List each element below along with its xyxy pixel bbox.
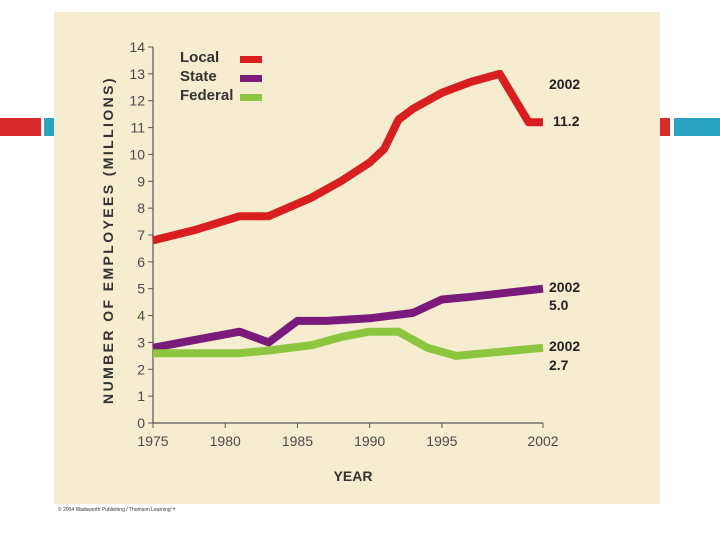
x-ticks: 1975 1980 1985 1990 1995 2002 xyxy=(137,423,559,449)
y-tick-label: 12 xyxy=(129,93,145,109)
annotation-local-value: 11.2 xyxy=(553,113,580,129)
series-line-federal xyxy=(153,327,544,360)
annotation-state-year: 2002 xyxy=(549,279,580,295)
annotation-federal-year: 2002 xyxy=(549,338,580,354)
left-accent-bar xyxy=(0,118,41,136)
x-tick-label: 1995 xyxy=(426,433,457,449)
y-tick-label: 7 xyxy=(137,227,145,243)
y-tick-label: 13 xyxy=(129,66,145,82)
y-tick-label: 3 xyxy=(137,334,145,350)
y-tick-label: 2 xyxy=(137,361,145,377)
chart-panel xyxy=(54,12,660,504)
left-accent-bar-blue xyxy=(44,118,54,136)
copyright-credit: © 2004 Wadsworth Publishing / Thomson Le… xyxy=(58,507,176,513)
y-tick-label: 4 xyxy=(137,308,145,324)
y-tick-label: 8 xyxy=(137,200,145,216)
x-axis-label: YEAR xyxy=(334,468,373,484)
x-tick-label: 1975 xyxy=(137,433,168,449)
y-tick-label: 0 xyxy=(137,415,145,431)
legend-label-state: State xyxy=(180,68,217,85)
series-lines xyxy=(152,69,544,360)
legend: Local State Federal xyxy=(180,49,262,104)
y-tick-label: 6 xyxy=(137,254,145,270)
right-accent-bar-blue xyxy=(674,118,720,136)
legend-swatch-federal xyxy=(240,94,262,101)
x-tick-label: 1985 xyxy=(282,433,313,449)
y-tick-label: 11 xyxy=(130,120,145,136)
y-tick-label: 5 xyxy=(137,281,145,297)
y-tick-label: 14 xyxy=(129,39,145,55)
series-line-state xyxy=(152,284,544,352)
y-tick-label: 9 xyxy=(137,173,145,189)
x-tick-label: 2002 xyxy=(527,433,558,449)
legend-swatch-state xyxy=(240,75,262,82)
legend-label-local: Local xyxy=(180,49,219,66)
legend-label-federal: Federal xyxy=(180,87,233,104)
annotation-state-value: 5.0 xyxy=(549,297,569,313)
y-axis-label: NUMBER OF EMPLOYEES (MILLIONS) xyxy=(100,76,116,404)
x-tick-label: 1990 xyxy=(354,433,385,449)
annotation-federal-value: 2.7 xyxy=(549,357,569,373)
y-tick-label: 1 xyxy=(137,388,145,404)
right-accent-bar-red xyxy=(660,118,670,136)
x-tick-label: 1980 xyxy=(210,433,241,449)
legend-swatch-local xyxy=(240,56,262,63)
annotations: 2002 11.2 2002 5.0 2002 2.7 xyxy=(549,76,580,373)
series-line-local xyxy=(152,69,543,245)
annotation-local-year: 2002 xyxy=(549,76,580,92)
y-tick-label: 10 xyxy=(129,146,145,162)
☆ ☆ ☆ ☆ ☆
Exercise objective: Pull out every line in the entries above that contains the string "swatch". Case counts, so a line matches only if the letters are in the same case.

Solution to the exercise:
legend-swatch-federal xyxy=(240,94,262,101)
legend-swatch-state xyxy=(240,75,262,82)
legend-swatch-local xyxy=(240,56,262,63)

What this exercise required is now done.